[What to do]:
Give every line back verbatim, dropping all images.

[Information supplied]:

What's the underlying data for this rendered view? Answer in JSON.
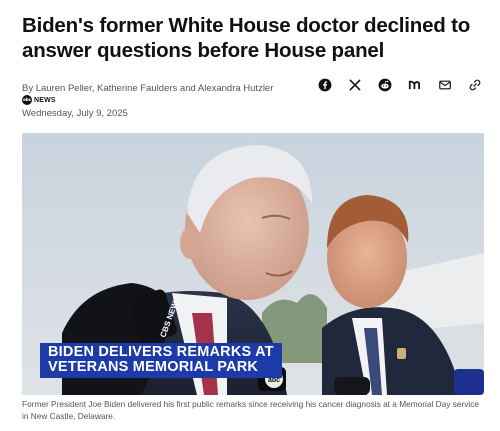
{
  "article": {
    "headline": "Biden's former White House doctor declined to answer questions before House panel",
    "byline_prefix": "By ",
    "authors": "Lauren Peller, Katherine Faulders and Alexandra Hutzler",
    "source_logo_text": "abc",
    "source_name": "NEWS",
    "date": "Wednesday, July 9, 2025"
  },
  "share": {
    "icons": [
      "facebook-icon",
      "x-icon",
      "reddit-icon",
      "newsbreak-icon",
      "email-icon",
      "link-icon"
    ]
  },
  "photo": {
    "lower_third_line1": "BIDEN DELIVERS REMARKS AT",
    "lower_third_line2": "VETERANS MEMORIAL PARK",
    "lower_third_color": "#1c3aa8",
    "mic_flag_text": "CBS NEWS",
    "bug_text": "abc",
    "caption": "Former President Joe Biden delivered his first public remarks since receiving his cancer diagnosis at a Memorial Day service in New Castle, Delaware."
  }
}
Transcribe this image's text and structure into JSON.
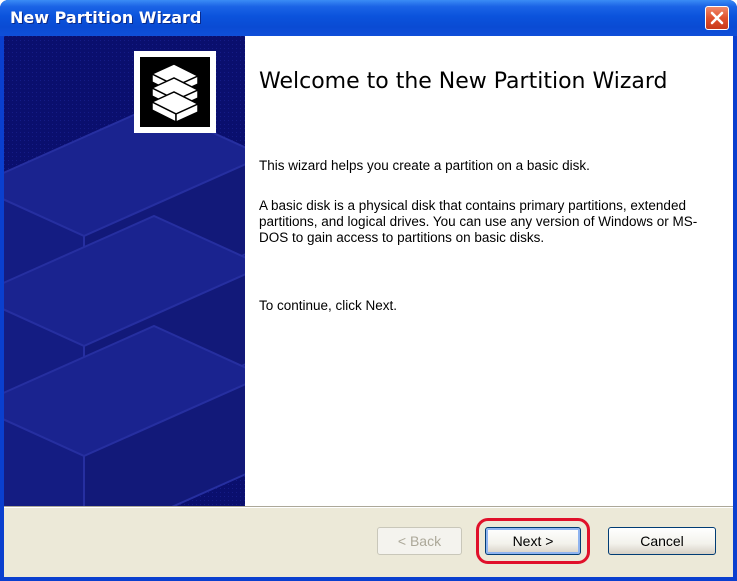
{
  "window": {
    "title": "New Partition Wizard"
  },
  "icons": {
    "close": "close-icon",
    "wizard": "disk-stack-icon"
  },
  "content": {
    "heading": "Welcome to the New Partition Wizard",
    "paragraph1": "This wizard helps you create a partition on a basic disk.",
    "paragraph2": "A basic disk is a physical disk that contains primary partitions, extended partitions, and logical drives. You can use any version of Windows or MS-DOS to gain access to partitions on basic disks.",
    "paragraph3": "To continue, click Next."
  },
  "buttons": {
    "back_label": "< Back",
    "next_label": "Next >",
    "cancel_label": "Cancel"
  },
  "colors": {
    "titlebar": "#0b53dc",
    "sidebar": "#0a0f6e",
    "highlight": "#e0102a",
    "dialog_face": "#ece9d8"
  }
}
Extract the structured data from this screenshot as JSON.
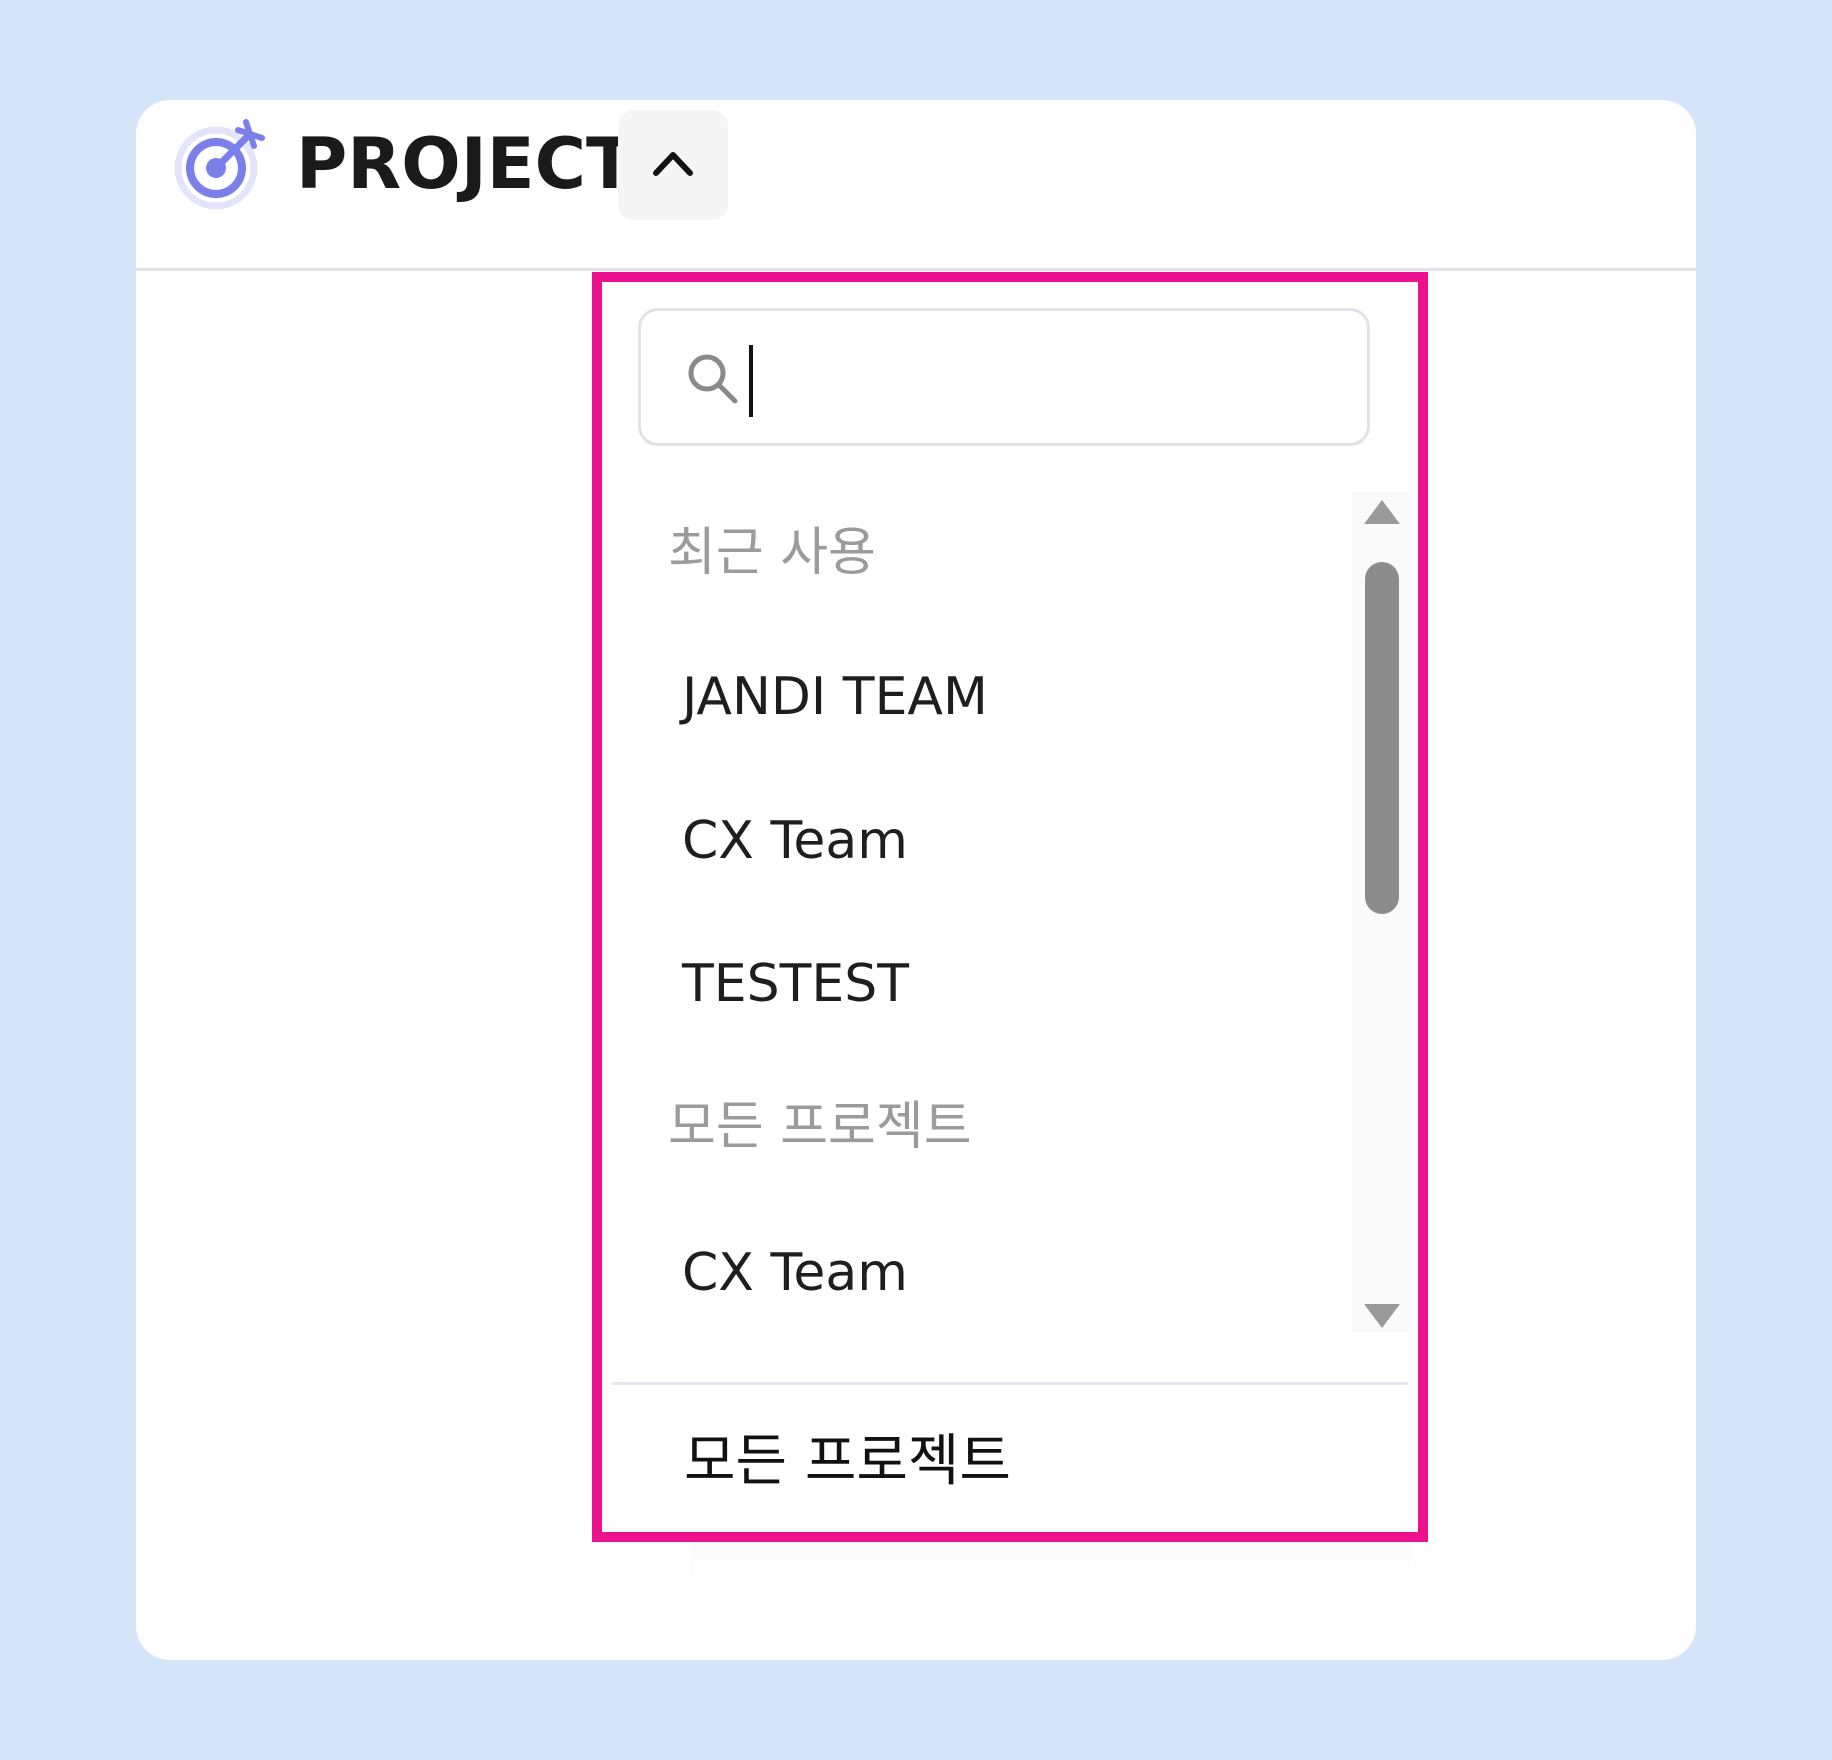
{
  "header": {
    "title": "PROJECT",
    "icon": "target-dart-icon",
    "toggle_icon": "chevron-up-icon"
  },
  "dropdown": {
    "search": {
      "value": "",
      "icon": "search-icon"
    },
    "sections": [
      {
        "header": "최근 사용",
        "items": [
          "JANDI TEAM",
          "CX Team",
          "TESTEST"
        ]
      },
      {
        "header": "모든 프로젝트",
        "items": [
          "CX Team"
        ]
      }
    ],
    "footer_link": "모든 프로젝트",
    "highlight_color": "#ec118f"
  },
  "colors": {
    "background": "#d4e4f9",
    "icon_accent": "#7b7fe8"
  }
}
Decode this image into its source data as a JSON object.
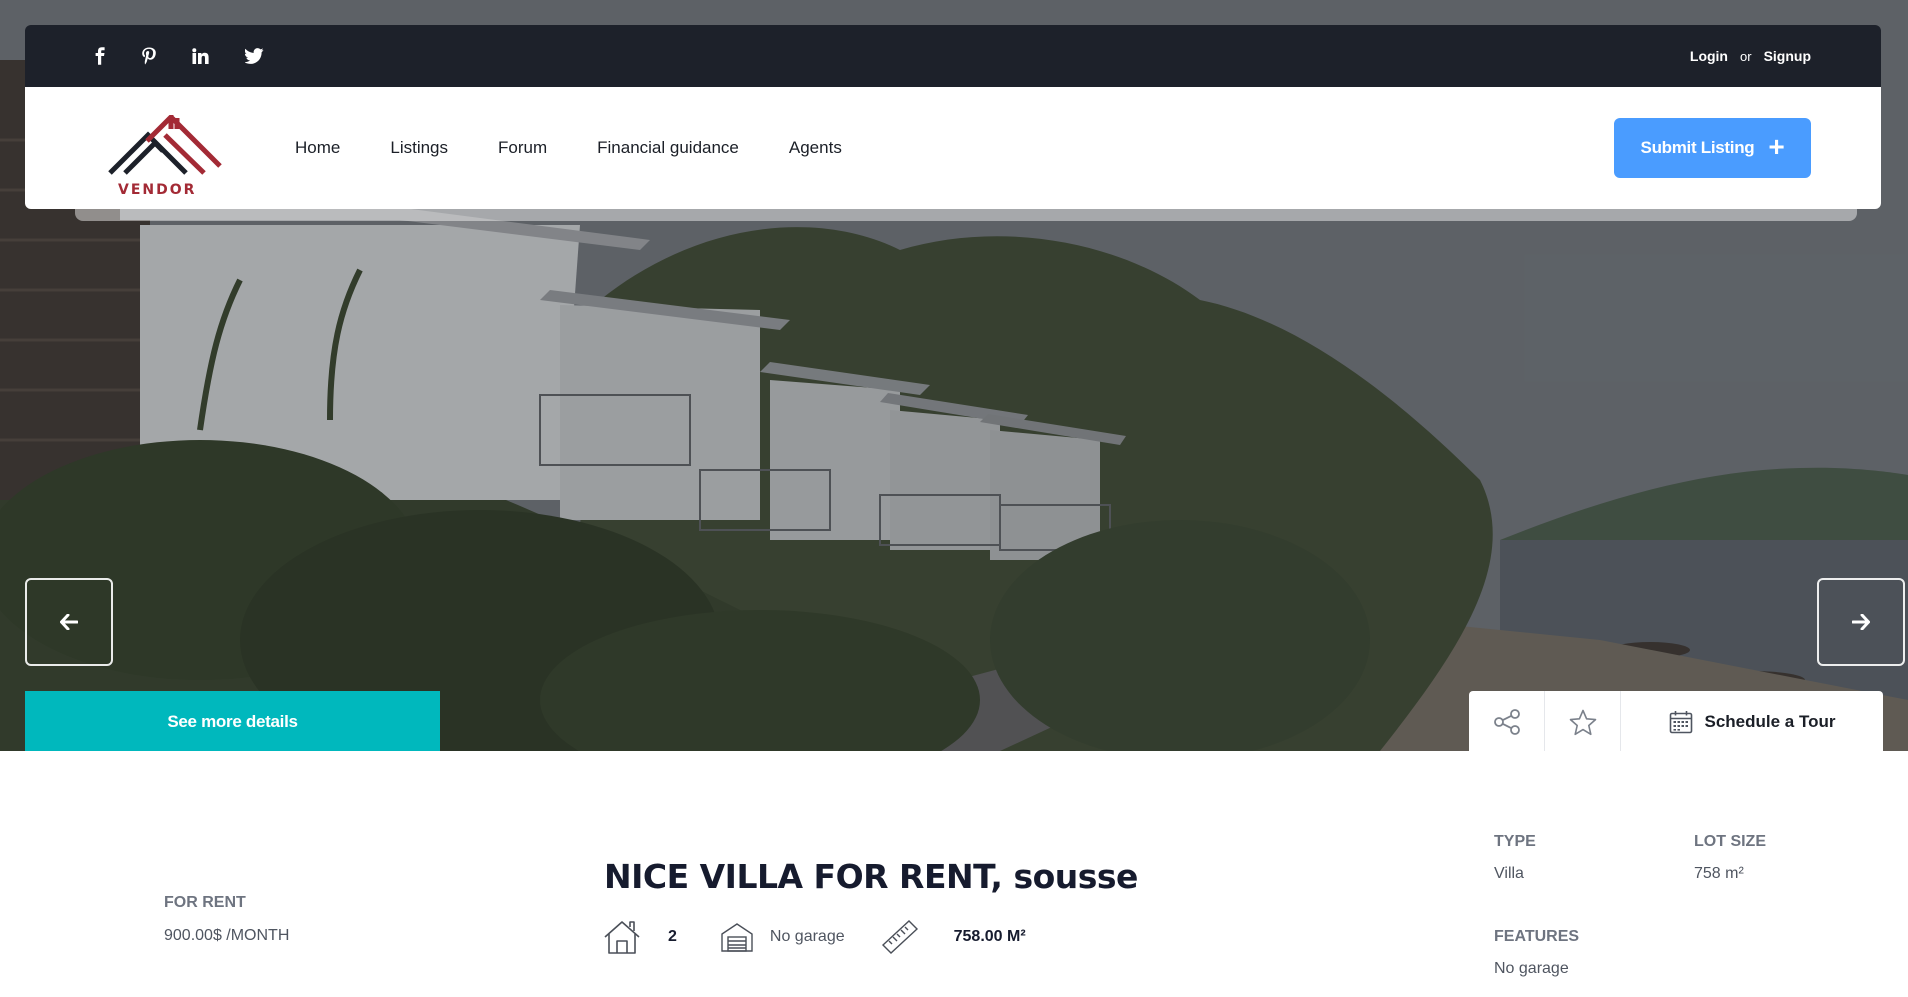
{
  "topbar": {
    "social_icons": [
      "facebook-icon",
      "pinterest-icon",
      "linkedin-icon",
      "twitter-icon"
    ],
    "login_label": "Login",
    "or_label": "or",
    "signup_label": "Signup"
  },
  "brand": {
    "logo_text": "VENDOR",
    "logo_color": "#a32a35"
  },
  "nav": {
    "items": [
      "Home",
      "Listings",
      "Forum",
      "Financial guidance",
      "Agents"
    ],
    "submit_label": "Submit Listing"
  },
  "hero": {
    "prev_icon": "arrow-left-icon",
    "next_icon": "arrow-right-icon",
    "see_more_label": "See more details",
    "schedule_label": "Schedule a Tour"
  },
  "listing": {
    "status_label": "FOR RENT",
    "price": "900.00$ /MONTH",
    "title": "NICE VILLA FOR RENT, sousse",
    "bedrooms": "2",
    "garage": "No garage",
    "size": "758.00 M²",
    "type_label": "TYPE",
    "type_value": "Villa",
    "lot_label": "LOT SIZE",
    "lot_value": "758 m²",
    "features_label": "FEATURES",
    "features_value": "No garage"
  },
  "colors": {
    "topbar_bg": "#1d212a",
    "accent_blue": "#4a9cff",
    "accent_teal": "#00b8bd"
  }
}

[Answer for this exercise]:
What's the underlying data for this rendered view? Answer in JSON.
{
  "article": {
    "headline": "Biden's former White House doctor declined to answer questions before House panel",
    "byline_prefix": "By ",
    "authors": "Lauren Peller, Katherine Faulders and Alexandra Hutzler",
    "source_logo_text": "abc",
    "source_name": "NEWS",
    "date": "Wednesday, July 9, 2025"
  },
  "share": {
    "icons": [
      "facebook-icon",
      "x-icon",
      "reddit-icon",
      "newsbreak-icon",
      "email-icon",
      "link-icon"
    ]
  },
  "photo": {
    "lower_third_line1": "BIDEN DELIVERS REMARKS AT",
    "lower_third_line2": "VETERANS MEMORIAL PARK",
    "lower_third_color": "#1c3aa8",
    "mic_flag_text": "CBS NEWS",
    "bug_text": "abc",
    "caption": "Former President Joe Biden delivered his first public remarks since receiving his cancer diagnosis at a Memorial Day service in New Castle, Delaware."
  }
}
Transcribe this image's text and structure into JSON.
{
  "window": {
    "title": "New Partition Wizard"
  },
  "icons": {
    "close": "close-icon",
    "wizard": "disk-stack-icon"
  },
  "content": {
    "heading": "Welcome to the New Partition Wizard",
    "paragraph1": "This wizard helps you create a partition on a basic disk.",
    "paragraph2": "A basic disk is a physical disk that contains primary partitions, extended partitions, and logical drives. You can use any version of Windows or MS-DOS to gain access to partitions on basic disks.",
    "paragraph3": "To continue, click Next."
  },
  "buttons": {
    "back_label": "< Back",
    "next_label": "Next >",
    "cancel_label": "Cancel"
  },
  "colors": {
    "titlebar": "#0b53dc",
    "sidebar": "#0a0f6e",
    "highlight": "#e0102a",
    "dialog_face": "#ece9d8"
  }
}
Extract the structured data from this screenshot as JSON.
{
  "header": {
    "title": "PROJECT",
    "icon": "target-dart-icon",
    "toggle_icon": "chevron-up-icon"
  },
  "dropdown": {
    "search": {
      "value": "",
      "icon": "search-icon"
    },
    "sections": [
      {
        "header": "최근 사용",
        "items": [
          "JANDI TEAM",
          "CX Team",
          "TESTEST"
        ]
      },
      {
        "header": "모든 프로젝트",
        "items": [
          "CX Team"
        ]
      }
    ],
    "footer_link": "모든 프로젝트",
    "highlight_color": "#ec118f"
  },
  "colors": {
    "background": "#d4e4f9",
    "icon_accent": "#7b7fe8"
  }
}
Decode this image into its source data as a JSON object.
{
  "topbar": {
    "social_icons": [
      "facebook-icon",
      "pinterest-icon",
      "linkedin-icon",
      "twitter-icon"
    ],
    "login_label": "Login",
    "or_label": "or",
    "signup_label": "Signup"
  },
  "brand": {
    "logo_text": "VENDOR",
    "logo_color": "#a32a35"
  },
  "nav": {
    "items": [
      "Home",
      "Listings",
      "Forum",
      "Financial guidance",
      "Agents"
    ],
    "submit_label": "Submit Listing"
  },
  "hero": {
    "prev_icon": "arrow-left-icon",
    "next_icon": "arrow-right-icon",
    "see_more_label": "See more details",
    "schedule_label": "Schedule a Tour"
  },
  "listing": {
    "status_label": "FOR RENT",
    "price": "900.00$ /MONTH",
    "title": "NICE VILLA FOR RENT, sousse",
    "bedrooms": "2",
    "garage": "No garage",
    "size": "758.00 M²",
    "type_label": "TYPE",
    "type_value": "Villa",
    "lot_label": "LOT SIZE",
    "lot_value": "758 m²",
    "features_label": "FEATURES",
    "features_value": "No garage"
  },
  "colors": {
    "topbar_bg": "#1d212a",
    "accent_blue": "#4a9cff",
    "accent_teal": "#00b8bd"
  }
}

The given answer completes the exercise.